Supplied entries:
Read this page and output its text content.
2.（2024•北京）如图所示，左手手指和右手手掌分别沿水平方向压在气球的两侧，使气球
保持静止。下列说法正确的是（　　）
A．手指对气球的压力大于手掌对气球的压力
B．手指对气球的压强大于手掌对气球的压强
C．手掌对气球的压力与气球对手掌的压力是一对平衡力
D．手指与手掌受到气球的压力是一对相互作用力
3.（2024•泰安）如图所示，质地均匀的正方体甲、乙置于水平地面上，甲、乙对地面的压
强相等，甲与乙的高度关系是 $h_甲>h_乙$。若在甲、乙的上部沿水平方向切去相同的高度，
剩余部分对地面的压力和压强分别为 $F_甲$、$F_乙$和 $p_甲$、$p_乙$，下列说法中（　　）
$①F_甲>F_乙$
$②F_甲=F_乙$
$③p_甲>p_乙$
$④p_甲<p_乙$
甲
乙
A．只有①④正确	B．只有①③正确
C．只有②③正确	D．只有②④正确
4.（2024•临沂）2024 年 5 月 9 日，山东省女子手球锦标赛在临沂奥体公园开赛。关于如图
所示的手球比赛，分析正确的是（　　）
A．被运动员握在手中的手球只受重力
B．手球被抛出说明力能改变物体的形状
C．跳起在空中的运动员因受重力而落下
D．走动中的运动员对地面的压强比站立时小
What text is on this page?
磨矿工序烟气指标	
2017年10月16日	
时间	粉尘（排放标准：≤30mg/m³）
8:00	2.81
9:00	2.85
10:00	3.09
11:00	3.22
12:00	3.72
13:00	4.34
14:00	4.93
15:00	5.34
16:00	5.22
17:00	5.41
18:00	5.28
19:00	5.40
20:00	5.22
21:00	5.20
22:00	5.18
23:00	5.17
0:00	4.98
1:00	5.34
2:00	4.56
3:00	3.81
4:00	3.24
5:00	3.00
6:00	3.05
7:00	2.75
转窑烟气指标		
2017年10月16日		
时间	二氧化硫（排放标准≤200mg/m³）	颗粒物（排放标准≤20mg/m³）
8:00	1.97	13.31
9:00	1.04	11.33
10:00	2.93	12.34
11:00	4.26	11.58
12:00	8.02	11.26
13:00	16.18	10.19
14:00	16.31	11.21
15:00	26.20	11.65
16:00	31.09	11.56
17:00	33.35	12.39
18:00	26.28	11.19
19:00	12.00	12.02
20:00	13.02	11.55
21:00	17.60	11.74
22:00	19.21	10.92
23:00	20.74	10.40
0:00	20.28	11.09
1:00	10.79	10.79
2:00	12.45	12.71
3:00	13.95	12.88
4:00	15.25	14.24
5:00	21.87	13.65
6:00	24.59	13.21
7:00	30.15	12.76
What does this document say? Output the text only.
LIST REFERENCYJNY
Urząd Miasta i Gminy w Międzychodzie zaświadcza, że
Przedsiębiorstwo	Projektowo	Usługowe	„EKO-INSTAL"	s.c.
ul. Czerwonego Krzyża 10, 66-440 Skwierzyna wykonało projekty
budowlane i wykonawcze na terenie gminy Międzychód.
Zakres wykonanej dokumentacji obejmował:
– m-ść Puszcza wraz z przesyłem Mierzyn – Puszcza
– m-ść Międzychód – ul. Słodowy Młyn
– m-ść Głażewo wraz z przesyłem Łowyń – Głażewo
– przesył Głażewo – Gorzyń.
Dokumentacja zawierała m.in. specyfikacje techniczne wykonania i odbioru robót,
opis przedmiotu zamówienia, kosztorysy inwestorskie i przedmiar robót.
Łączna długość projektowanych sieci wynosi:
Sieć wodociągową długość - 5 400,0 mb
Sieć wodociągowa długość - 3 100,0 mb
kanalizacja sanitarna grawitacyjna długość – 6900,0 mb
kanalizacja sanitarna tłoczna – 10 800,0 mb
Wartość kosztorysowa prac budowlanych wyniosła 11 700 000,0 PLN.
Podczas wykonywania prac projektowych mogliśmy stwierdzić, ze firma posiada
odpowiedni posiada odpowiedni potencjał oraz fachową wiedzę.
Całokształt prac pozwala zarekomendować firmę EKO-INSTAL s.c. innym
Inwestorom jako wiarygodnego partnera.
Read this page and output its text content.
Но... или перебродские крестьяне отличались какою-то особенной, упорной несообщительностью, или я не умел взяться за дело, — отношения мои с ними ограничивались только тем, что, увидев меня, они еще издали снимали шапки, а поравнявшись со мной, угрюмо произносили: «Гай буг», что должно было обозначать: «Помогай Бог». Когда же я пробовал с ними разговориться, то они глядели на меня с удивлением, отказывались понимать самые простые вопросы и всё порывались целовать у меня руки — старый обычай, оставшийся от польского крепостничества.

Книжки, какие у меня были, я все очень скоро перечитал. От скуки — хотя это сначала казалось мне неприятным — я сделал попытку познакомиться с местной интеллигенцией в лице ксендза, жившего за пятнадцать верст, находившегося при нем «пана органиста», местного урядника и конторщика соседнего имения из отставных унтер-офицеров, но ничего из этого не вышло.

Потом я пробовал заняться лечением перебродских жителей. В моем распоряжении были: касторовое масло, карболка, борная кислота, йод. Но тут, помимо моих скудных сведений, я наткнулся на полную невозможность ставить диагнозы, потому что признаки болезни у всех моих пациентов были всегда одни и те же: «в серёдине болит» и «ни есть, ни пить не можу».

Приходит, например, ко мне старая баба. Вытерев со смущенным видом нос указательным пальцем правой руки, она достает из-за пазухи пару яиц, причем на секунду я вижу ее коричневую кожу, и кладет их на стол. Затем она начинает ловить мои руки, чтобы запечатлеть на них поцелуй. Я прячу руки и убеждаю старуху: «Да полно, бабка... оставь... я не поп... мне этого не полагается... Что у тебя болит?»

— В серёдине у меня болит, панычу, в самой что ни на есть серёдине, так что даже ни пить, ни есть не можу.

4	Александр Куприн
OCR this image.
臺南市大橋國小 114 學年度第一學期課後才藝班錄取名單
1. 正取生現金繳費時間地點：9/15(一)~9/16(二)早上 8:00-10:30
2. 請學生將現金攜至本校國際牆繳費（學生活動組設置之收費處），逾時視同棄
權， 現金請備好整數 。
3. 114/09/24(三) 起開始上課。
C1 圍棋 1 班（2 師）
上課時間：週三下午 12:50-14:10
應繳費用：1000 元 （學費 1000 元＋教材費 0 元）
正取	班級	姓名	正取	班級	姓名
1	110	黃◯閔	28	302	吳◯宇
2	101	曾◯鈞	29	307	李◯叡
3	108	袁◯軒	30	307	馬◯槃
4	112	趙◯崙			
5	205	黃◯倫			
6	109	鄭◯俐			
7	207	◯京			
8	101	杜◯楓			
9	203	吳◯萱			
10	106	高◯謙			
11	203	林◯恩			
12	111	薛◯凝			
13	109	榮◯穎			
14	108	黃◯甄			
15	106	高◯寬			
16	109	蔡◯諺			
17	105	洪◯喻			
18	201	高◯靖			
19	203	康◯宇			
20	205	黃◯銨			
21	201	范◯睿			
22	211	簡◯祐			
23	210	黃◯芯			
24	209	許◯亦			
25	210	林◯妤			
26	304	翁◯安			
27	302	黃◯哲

What you need to do: Recopy the whole listing exactly.

Result for this task:
Read this page and output its text content.
2.（2024•北京）如图所示，左手手指和右手手掌分别沿水平方向压在气球的两侧，使气球
保持静止。下列说法正确的是（　　）
A．手指对气球的压力大于手掌对气球的压力
B．手指对气球的压强大于手掌对气球的压强
C．手掌对气球的压力与气球对手掌的压力是一对平衡力
D．手指与手掌受到气球的压力是一对相互作用力
3.（2024•泰安）如图所示，质地均匀的正方体甲、乙置于水平地面上，甲、乙对地面的压
强相等，甲与乙的高度关系是 $h_甲>h_乙$。若在甲、乙的上部沿水平方向切去相同的高度，
剩余部分对地面的压力和压强分别为 $F_甲$、$F_乙$和 $p_甲$、$p_乙$，下列说法中（　　）
$①F_甲>F_乙$
$②F_甲=F_乙$
$③p_甲>p_乙$
$④p_甲<p_乙$
甲
乙
A．只有①④正确	B．只有①③正确
C．只有②③正确	D．只有②④正确
4.（2024•临沂）2024 年 5 月 9 日，山东省女子手球锦标赛在临沂奥体公园开赛。关于如图
所示的手球比赛，分析正确的是（　　）
A．被运动员握在手中的手球只受重力
B．手球被抛出说明力能改变物体的形状
C．跳起在空中的运动员因受重力而落下
D．走动中的运动员对地面的压强比站立时小
What text is on this page?
磨矿工序烟气指标	
2017年10月16日	
时间	粉尘（排放标准：≤30mg/m³）
8:00	2.81
9:00	2.85
10:00	3.09
11:00	3.22
12:00	3.72
13:00	4.34
14:00	4.93
15:00	5.34
16:00	5.22
17:00	5.41
18:00	5.28
19:00	5.40
20:00	5.22
21:00	5.20
22:00	5.18
23:00	5.17
0:00	4.98
1:00	5.34
2:00	4.56
3:00	3.81
4:00	3.24
5:00	3.00
6:00	3.05
7:00	2.75
转窑烟气指标		
2017年10月16日		
时间	二氧化硫（排放标准≤200mg/m³）	颗粒物（排放标准≤20mg/m³）
8:00	1.97	13.31
9:00	1.04	11.33
10:00	2.93	12.34
11:00	4.26	11.58
12:00	8.02	11.26
13:00	16.18	10.19
14:00	16.31	11.21
15:00	26.20	11.65
16:00	31.09	11.56
17:00	33.35	12.39
18:00	26.28	11.19
19:00	12.00	12.02
20:00	13.02	11.55
21:00	17.60	11.74
22:00	19.21	10.92
23:00	20.74	10.40
0:00	20.28	11.09
1:00	10.79	10.79
2:00	12.45	12.71
3:00	13.95	12.88
4:00	15.25	14.24
5:00	21.87	13.65
6:00	24.59	13.21
7:00	30.15	12.76
What does this document say? Output the text only.
LIST REFERENCYJNY
Urząd Miasta i Gminy w Międzychodzie zaświadcza, że
Przedsiębiorstwo	Projektowo	Usługowe	„EKO-INSTAL"	s.c.
ul. Czerwonego Krzyża 10, 66-440 Skwierzyna wykonało projekty
budowlane i wykonawcze na terenie gminy Międzychód.
Zakres wykonanej dokumentacji obejmował:
– m-ść Puszcza wraz z przesyłem Mierzyn – Puszcza
– m-ść Międzychód – ul. Słodowy Młyn
– m-ść Głażewo wraz z przesyłem Łowyń – Głażewo
– przesył Głażewo – Gorzyń.
Dokumentacja zawierała m.in. specyfikacje techniczne wykonania i odbioru robót,
opis przedmiotu zamówienia, kosztorysy inwestorskie i przedmiar robót.
Łączna długość projektowanych sieci wynosi:
Sieć wodociągową długość - 5 400,0 mb
Sieć wodociągowa długość - 3 100,0 mb
kanalizacja sanitarna grawitacyjna długość – 6900,0 mb
kanalizacja sanitarna tłoczna – 10 800,0 mb
Wartość kosztorysowa prac budowlanych wyniosła 11 700 000,0 PLN.
Podczas wykonywania prac projektowych mogliśmy stwierdzić, ze firma posiada
odpowiedni posiada odpowiedni potencjał oraz fachową wiedzę.
Całokształt prac pozwala zarekomendować firmę EKO-INSTAL s.c. innym
Inwestorom jako wiarygodnego partnera.
Read this page and output its text content.
Но... или перебродские крестьяне отличались какою-то особенной, упорной несообщительностью, или я не умел взяться за дело, — отношения мои с ними ограничивались только тем, что, увидев меня, они еще издали снимали шапки, а поравнявшись со мной, угрюмо произносили: «Гай буг», что должно было обозначать: «Помогай Бог». Когда же я пробовал с ними разговориться, то они глядели на меня с удивлением, отказывались понимать самые простые вопросы и всё порывались целовать у меня руки — старый обычай, оставшийся от польского крепостничества.

Книжки, какие у меня были, я все очень скоро перечитал. От скуки — хотя это сначала казалось мне неприятным — я сделал попытку познакомиться с местной интеллигенцией в лице ксендза, жившего за пятнадцать верст, находившегося при нем «пана органиста», местного урядника и конторщика соседнего имения из отставных унтер-офицеров, но ничего из этого не вышло.

Потом я пробовал заняться лечением перебродских жителей. В моем распоряжении были: касторовое масло, карболка, борная кислота, йод. Но тут, помимо моих скудных сведений, я наткнулся на полную невозможность ставить диагнозы, потому что признаки болезни у всех моих пациентов были всегда одни и те же: «в серёдине болит» и «ни есть, ни пить не можу».

Приходит, например, ко мне старая баба. Вытерев со смущенным видом нос указательным пальцем правой руки, она достает из-за пазухи пару яиц, причем на секунду я вижу ее коричневую кожу, и кладет их на стол. Затем она начинает ловить мои руки, чтобы запечатлеть на них поцелуй. Я прячу руки и убеждаю старуху: «Да полно, бабка... оставь... я не поп... мне этого не полагается... Что у тебя болит?»

— В серёдине у меня болит, панычу, в самой что ни на есть серёдине, так что даже ни пить, ни есть не можу.

4	Александр Куприн
OCR this image.
臺南市大橋國小 114 學年度第一學期課後才藝班錄取名單
1. 正取生現金繳費時間地點：9/15(一)~9/16(二)早上 8:00-10:30
2. 請學生將現金攜至本校國際牆繳費（學生活動組設置之收費處），逾時視同棄
權， 現金請備好整數 。
3. 114/09/24(三) 起開始上課。
C1 圍棋 1 班（2 師）
上課時間：週三下午 12:50-14:10
應繳費用：1000 元 （學費 1000 元＋教材費 0 元）
正取	班級	姓名	正取	班級	姓名
1	110	黃◯閔	28	302	吳◯宇
2	101	曾◯鈞	29	307	李◯叡
3	108	袁◯軒	30	307	馬◯槃
4	112	趙◯崙			
5	205	黃◯倫			
6	109	鄭◯俐			
7	207	◯京			
8	101	杜◯楓			
9	203	吳◯萱			
10	106	高◯謙			
11	203	林◯恩			
12	111	薛◯凝			
13	109	榮◯穎			
14	108	黃◯甄			
15	106	高◯寬			
16	109	蔡◯諺			
17	105	洪◯喻			
18	201	高◯靖			
19	203	康◯宇			
20	205	黃◯銨			
21	201	范◯睿			
22	211	簡◯祐			
23	210	黃◯芯			
24	209	許◯亦			
25	210	林◯妤			
26	304	翁◯安			
27	302	黃◯哲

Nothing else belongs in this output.